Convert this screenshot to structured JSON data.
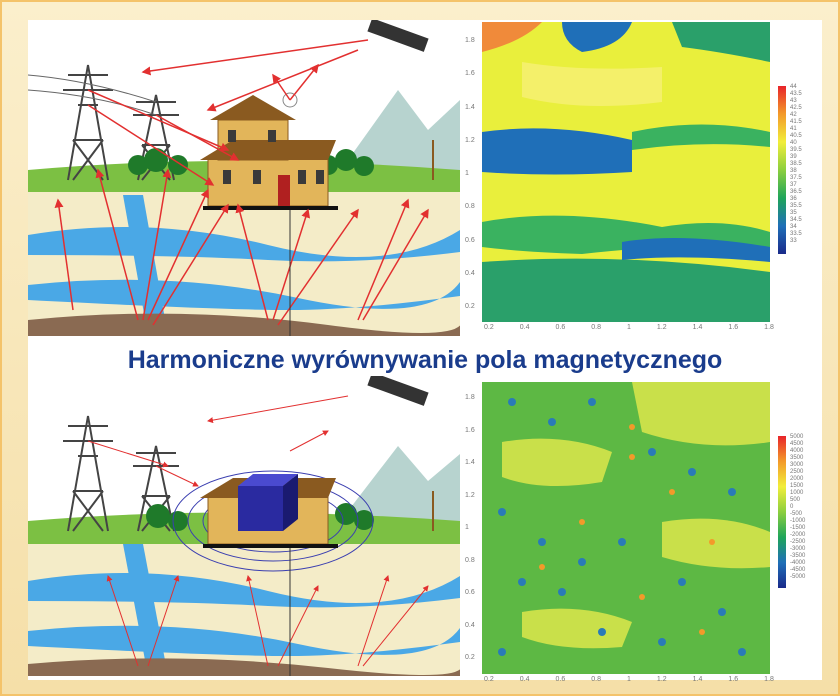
{
  "caption": "Harmoniczne wyrównywanie pola magnetycznego",
  "map1": {
    "y_ticks": [
      "1.8",
      "1.6",
      "1.4",
      "1.2",
      "1",
      "0.8",
      "0.6",
      "0.4",
      "0.2"
    ],
    "x_ticks": [
      "0.2",
      "0.4",
      "0.6",
      "0.8",
      "1",
      "1.2",
      "1.4",
      "1.6",
      "1.8"
    ],
    "legend": [
      "44",
      "43.5",
      "43",
      "42.5",
      "42",
      "41.5",
      "41",
      "40.5",
      "40",
      "39.5",
      "39",
      "38.5",
      "38",
      "37.5",
      "37",
      "36.5",
      "36",
      "35.5",
      "35",
      "34.5",
      "34",
      "33.5",
      "33"
    ]
  },
  "map2": {
    "y_ticks": [
      "1.8",
      "1.6",
      "1.4",
      "1.2",
      "1",
      "0.8",
      "0.6",
      "0.4",
      "0.2"
    ],
    "x_ticks": [
      "0.2",
      "0.4",
      "0.6",
      "0.8",
      "1",
      "1.2",
      "1.4",
      "1.6",
      "1.8"
    ],
    "legend": [
      "5000",
      "4500",
      "4000",
      "3500",
      "3000",
      "2500",
      "2000",
      "1500",
      "1000",
      "500",
      "0",
      "-500",
      "-1000",
      "-1500",
      "-2000",
      "-2500",
      "-3000",
      "-3500",
      "-4000",
      "-4500",
      "-5000"
    ]
  },
  "colors": {
    "caption": "#1a3c8c",
    "water": "#4aa8e6",
    "arrow": "#e23030",
    "house": "#e2b55a",
    "tower": "#444444"
  }
}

○ ○ ○ ○ ○ ○ ○

▸ **Stated problem**
Exclude every picture and copy the remaining data exactly.

▸ **Right answer**
Convert this screenshot to structured JSON data.
{
  "caption": "Harmoniczne wyrównywanie pola magnetycznego",
  "map1": {
    "y_ticks": [
      "1.8",
      "1.6",
      "1.4",
      "1.2",
      "1",
      "0.8",
      "0.6",
      "0.4",
      "0.2"
    ],
    "x_ticks": [
      "0.2",
      "0.4",
      "0.6",
      "0.8",
      "1",
      "1.2",
      "1.4",
      "1.6",
      "1.8"
    ],
    "legend": [
      "44",
      "43.5",
      "43",
      "42.5",
      "42",
      "41.5",
      "41",
      "40.5",
      "40",
      "39.5",
      "39",
      "38.5",
      "38",
      "37.5",
      "37",
      "36.5",
      "36",
      "35.5",
      "35",
      "34.5",
      "34",
      "33.5",
      "33"
    ]
  },
  "map2": {
    "y_ticks": [
      "1.8",
      "1.6",
      "1.4",
      "1.2",
      "1",
      "0.8",
      "0.6",
      "0.4",
      "0.2"
    ],
    "x_ticks": [
      "0.2",
      "0.4",
      "0.6",
      "0.8",
      "1",
      "1.2",
      "1.4",
      "1.6",
      "1.8"
    ],
    "legend": [
      "5000",
      "4500",
      "4000",
      "3500",
      "3000",
      "2500",
      "2000",
      "1500",
      "1000",
      "500",
      "0",
      "-500",
      "-1000",
      "-1500",
      "-2000",
      "-2500",
      "-3000",
      "-3500",
      "-4000",
      "-4500",
      "-5000"
    ]
  },
  "colors": {
    "caption": "#1a3c8c",
    "water": "#4aa8e6",
    "arrow": "#e23030",
    "house": "#e2b55a",
    "tower": "#444444"
  }
}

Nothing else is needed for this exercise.